Instructions for the task:
Identify every line in the records below that contains the word "上海吉暇电子科技有限公司", and copy each of those lines.

Source material:

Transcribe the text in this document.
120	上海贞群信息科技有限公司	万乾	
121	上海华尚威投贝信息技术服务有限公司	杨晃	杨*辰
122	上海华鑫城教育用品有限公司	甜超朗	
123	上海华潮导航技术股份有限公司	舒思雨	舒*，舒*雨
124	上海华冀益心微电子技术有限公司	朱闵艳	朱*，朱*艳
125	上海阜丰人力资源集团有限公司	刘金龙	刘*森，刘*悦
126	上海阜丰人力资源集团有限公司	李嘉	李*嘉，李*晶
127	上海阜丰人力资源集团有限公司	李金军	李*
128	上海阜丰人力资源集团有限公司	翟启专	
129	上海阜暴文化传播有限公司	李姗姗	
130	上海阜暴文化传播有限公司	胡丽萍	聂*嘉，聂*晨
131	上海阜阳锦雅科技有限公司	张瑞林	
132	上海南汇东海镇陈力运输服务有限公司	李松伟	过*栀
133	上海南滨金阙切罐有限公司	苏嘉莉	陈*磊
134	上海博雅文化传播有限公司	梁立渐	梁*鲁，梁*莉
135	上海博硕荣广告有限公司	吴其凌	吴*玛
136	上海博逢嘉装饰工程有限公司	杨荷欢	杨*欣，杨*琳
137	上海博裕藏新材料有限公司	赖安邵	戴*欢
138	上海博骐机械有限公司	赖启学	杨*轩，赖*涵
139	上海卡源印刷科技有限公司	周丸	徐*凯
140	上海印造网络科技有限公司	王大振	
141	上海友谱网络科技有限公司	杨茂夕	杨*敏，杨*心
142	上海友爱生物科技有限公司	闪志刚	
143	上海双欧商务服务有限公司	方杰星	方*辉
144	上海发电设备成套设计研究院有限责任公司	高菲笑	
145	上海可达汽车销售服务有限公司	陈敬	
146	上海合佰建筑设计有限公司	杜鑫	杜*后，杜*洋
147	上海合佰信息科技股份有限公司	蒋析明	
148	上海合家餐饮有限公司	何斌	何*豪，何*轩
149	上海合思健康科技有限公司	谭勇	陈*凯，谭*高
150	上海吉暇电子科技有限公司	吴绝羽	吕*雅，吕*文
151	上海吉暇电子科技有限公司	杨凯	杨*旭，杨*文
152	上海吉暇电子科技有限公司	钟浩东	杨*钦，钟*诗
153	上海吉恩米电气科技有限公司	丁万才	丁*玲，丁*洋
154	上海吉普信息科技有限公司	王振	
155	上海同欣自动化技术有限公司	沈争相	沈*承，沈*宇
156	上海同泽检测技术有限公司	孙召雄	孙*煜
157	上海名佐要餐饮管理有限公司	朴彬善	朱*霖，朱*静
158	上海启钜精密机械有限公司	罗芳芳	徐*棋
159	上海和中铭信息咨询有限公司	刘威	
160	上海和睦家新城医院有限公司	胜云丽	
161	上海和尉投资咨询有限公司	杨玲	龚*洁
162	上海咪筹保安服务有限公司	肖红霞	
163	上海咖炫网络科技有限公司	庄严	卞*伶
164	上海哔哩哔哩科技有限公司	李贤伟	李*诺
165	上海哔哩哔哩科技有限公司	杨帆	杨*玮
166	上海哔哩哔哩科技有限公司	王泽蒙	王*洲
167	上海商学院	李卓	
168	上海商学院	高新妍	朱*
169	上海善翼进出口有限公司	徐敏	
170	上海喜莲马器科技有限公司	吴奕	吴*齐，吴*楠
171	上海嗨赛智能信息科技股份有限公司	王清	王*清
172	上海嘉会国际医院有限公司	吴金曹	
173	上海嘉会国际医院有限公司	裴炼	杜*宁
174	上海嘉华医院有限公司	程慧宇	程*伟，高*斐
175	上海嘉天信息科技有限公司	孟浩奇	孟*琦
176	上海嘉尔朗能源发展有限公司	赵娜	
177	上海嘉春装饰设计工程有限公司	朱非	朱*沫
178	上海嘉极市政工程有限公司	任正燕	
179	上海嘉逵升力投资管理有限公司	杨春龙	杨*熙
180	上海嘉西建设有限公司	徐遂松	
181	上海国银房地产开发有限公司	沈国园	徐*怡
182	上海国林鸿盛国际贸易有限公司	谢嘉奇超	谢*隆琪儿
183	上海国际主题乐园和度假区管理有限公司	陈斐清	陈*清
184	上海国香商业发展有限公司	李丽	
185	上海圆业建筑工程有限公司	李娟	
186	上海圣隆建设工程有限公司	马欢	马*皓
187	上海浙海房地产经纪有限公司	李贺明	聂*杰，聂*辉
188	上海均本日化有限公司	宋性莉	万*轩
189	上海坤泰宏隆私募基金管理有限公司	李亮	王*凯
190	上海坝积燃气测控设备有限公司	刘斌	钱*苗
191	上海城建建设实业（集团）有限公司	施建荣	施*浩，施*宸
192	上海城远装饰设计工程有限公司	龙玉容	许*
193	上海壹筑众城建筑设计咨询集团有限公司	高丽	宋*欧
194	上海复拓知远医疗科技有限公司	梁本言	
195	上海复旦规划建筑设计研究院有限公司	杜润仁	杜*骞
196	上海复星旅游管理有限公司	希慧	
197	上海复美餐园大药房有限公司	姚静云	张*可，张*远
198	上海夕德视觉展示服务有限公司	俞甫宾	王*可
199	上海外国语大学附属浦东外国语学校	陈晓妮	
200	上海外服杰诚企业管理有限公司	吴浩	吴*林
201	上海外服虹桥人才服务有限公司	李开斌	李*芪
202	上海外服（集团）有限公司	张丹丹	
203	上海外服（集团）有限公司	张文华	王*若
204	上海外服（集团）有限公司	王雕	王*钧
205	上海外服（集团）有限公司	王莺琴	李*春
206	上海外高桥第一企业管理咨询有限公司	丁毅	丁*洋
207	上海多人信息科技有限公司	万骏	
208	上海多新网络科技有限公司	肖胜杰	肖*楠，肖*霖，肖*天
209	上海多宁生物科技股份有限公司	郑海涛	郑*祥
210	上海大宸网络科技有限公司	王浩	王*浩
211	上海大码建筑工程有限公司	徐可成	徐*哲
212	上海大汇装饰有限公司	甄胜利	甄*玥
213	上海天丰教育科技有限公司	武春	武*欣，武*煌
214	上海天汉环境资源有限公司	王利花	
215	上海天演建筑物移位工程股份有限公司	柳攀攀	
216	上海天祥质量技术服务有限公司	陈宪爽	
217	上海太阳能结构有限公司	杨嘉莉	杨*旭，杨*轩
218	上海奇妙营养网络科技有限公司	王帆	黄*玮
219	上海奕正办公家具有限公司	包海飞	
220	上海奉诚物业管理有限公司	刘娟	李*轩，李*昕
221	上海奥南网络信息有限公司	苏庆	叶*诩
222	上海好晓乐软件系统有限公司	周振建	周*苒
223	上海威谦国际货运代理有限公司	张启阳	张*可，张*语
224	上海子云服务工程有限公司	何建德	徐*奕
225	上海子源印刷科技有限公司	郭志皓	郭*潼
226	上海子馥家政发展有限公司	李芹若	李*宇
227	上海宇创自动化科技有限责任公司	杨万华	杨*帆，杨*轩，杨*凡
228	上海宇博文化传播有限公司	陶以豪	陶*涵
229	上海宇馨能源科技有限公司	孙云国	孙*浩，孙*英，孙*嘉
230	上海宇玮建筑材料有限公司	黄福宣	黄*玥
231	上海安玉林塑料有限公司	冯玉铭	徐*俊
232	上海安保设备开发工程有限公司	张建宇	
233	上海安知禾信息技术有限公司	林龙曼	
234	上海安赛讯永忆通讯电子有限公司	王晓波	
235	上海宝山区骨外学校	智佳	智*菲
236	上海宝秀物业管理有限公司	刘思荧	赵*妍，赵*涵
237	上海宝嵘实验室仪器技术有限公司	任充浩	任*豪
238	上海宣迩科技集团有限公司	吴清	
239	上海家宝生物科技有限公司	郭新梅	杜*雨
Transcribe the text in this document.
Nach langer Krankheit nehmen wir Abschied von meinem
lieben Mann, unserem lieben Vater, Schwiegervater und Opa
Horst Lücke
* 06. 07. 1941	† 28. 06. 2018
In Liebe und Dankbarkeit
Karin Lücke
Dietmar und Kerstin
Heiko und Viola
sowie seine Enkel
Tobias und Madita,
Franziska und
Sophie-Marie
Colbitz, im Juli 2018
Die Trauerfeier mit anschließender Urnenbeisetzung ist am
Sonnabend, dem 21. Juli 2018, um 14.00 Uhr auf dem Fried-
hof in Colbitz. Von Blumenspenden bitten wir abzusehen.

Answer:
150	上海吉暇电子科技有限公司	吴绝羽	吕*雅，吕*文
151	上海吉暇电子科技有限公司	杨凯	杨*旭，杨*文
152	上海吉暇电子科技有限公司	钟浩东	杨*钦，钟*诗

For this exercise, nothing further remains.